• _Exercise instructions_: Each entry below is to be given again word for word, with no pictures.
— Start Record set —
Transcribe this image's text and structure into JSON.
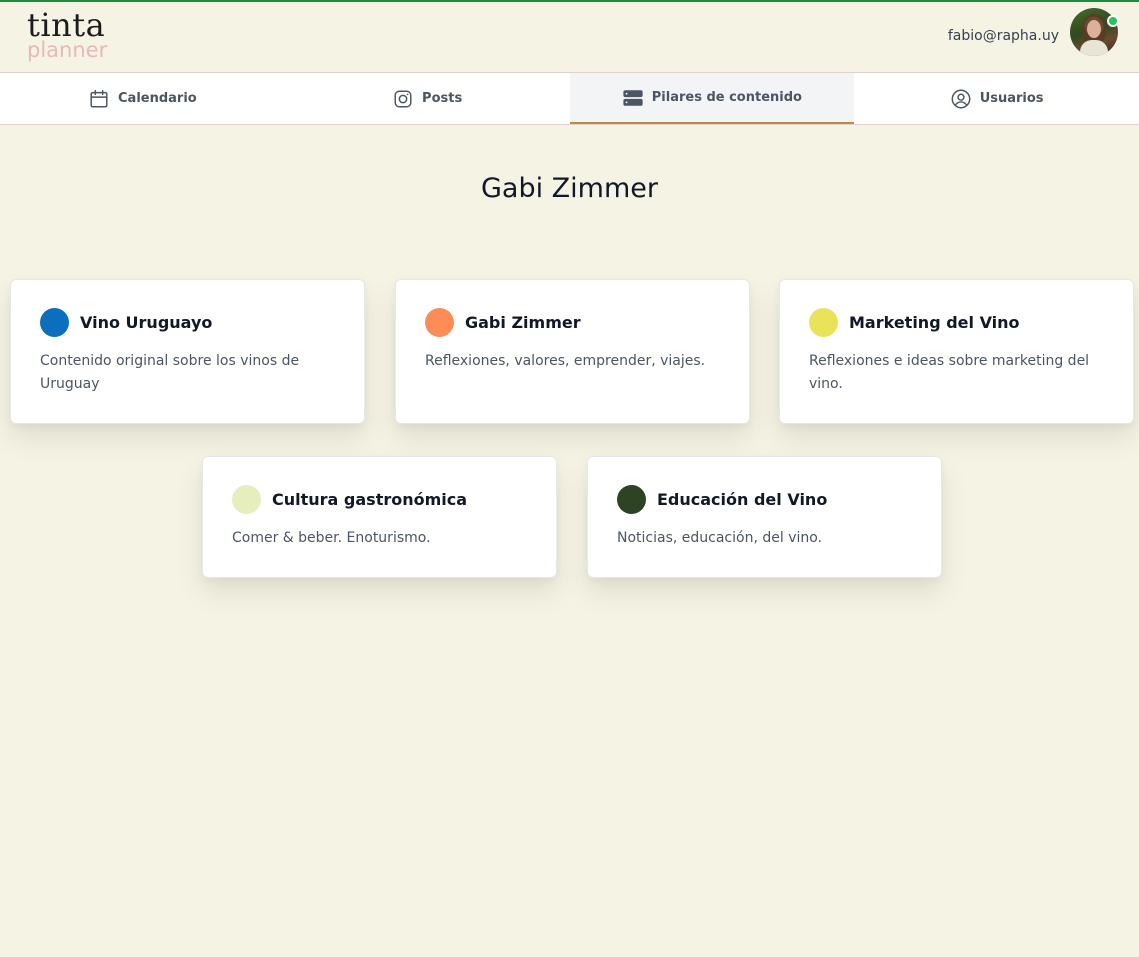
{
  "brand": {
    "name_top": "tinta",
    "name_bottom": "planner"
  },
  "user": {
    "email": "fabio@rapha.uy"
  },
  "nav": {
    "tabs": [
      {
        "label": "Calendario",
        "icon": "calendar-icon"
      },
      {
        "label": "Posts",
        "icon": "instagram-icon"
      },
      {
        "label": "Pilares de contenido",
        "icon": "server-icon",
        "active": true
      },
      {
        "label": "Usuarios",
        "icon": "user-circle-icon"
      }
    ]
  },
  "main": {
    "title": "Gabi Zimmer",
    "pillars": [
      {
        "title": "Vino Uruguayo",
        "description": "Contenido original sobre los vinos de Uruguay",
        "color": "#0b6fbd"
      },
      {
        "title": "Gabi Zimmer",
        "description": "Reflexiones, valores, emprender, viajes.",
        "color": "#fd8d57"
      },
      {
        "title": "Marketing del Vino",
        "description": "Reflexiones e ideas sobre marketing del vino.",
        "color": "#e9e35a"
      },
      {
        "title": "Cultura gastronómica",
        "description": "Comer & beber. Enoturismo.",
        "color": "#e5eebc"
      },
      {
        "title": "Educación del Vino",
        "description": "Noticias, educación, del vino.",
        "color": "#2e4323"
      }
    ]
  },
  "colors": {
    "background": "#f5f3e3",
    "accent_green": "#1f8a3e",
    "active_tab_underline": "#c2873f",
    "online_status": "#22c55e"
  }
}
— End Record set —
• _Exercise response_:
Transcribe this image's text and structure into JSON.
{
  "brand": {
    "name_top": "tinta",
    "name_bottom": "planner"
  },
  "user": {
    "email": "fabio@rapha.uy"
  },
  "nav": {
    "tabs": [
      {
        "label": "Calendario",
        "icon": "calendar-icon"
      },
      {
        "label": "Posts",
        "icon": "instagram-icon"
      },
      {
        "label": "Pilares de contenido",
        "icon": "server-icon",
        "active": true
      },
      {
        "label": "Usuarios",
        "icon": "user-circle-icon"
      }
    ]
  },
  "main": {
    "title": "Gabi Zimmer",
    "pillars": [
      {
        "title": "Vino Uruguayo",
        "description": "Contenido original sobre los vinos de Uruguay",
        "color": "#0b6fbd"
      },
      {
        "title": "Gabi Zimmer",
        "description": "Reflexiones, valores, emprender, viajes.",
        "color": "#fd8d57"
      },
      {
        "title": "Marketing del Vino",
        "description": "Reflexiones e ideas sobre marketing del vino.",
        "color": "#e9e35a"
      },
      {
        "title": "Cultura gastronómica",
        "description": "Comer & beber. Enoturismo.",
        "color": "#e5eebc"
      },
      {
        "title": "Educación del Vino",
        "description": "Noticias, educación, del vino.",
        "color": "#2e4323"
      }
    ]
  },
  "colors": {
    "background": "#f5f3e3",
    "accent_green": "#1f8a3e",
    "active_tab_underline": "#c2873f",
    "online_status": "#22c55e"
  }
}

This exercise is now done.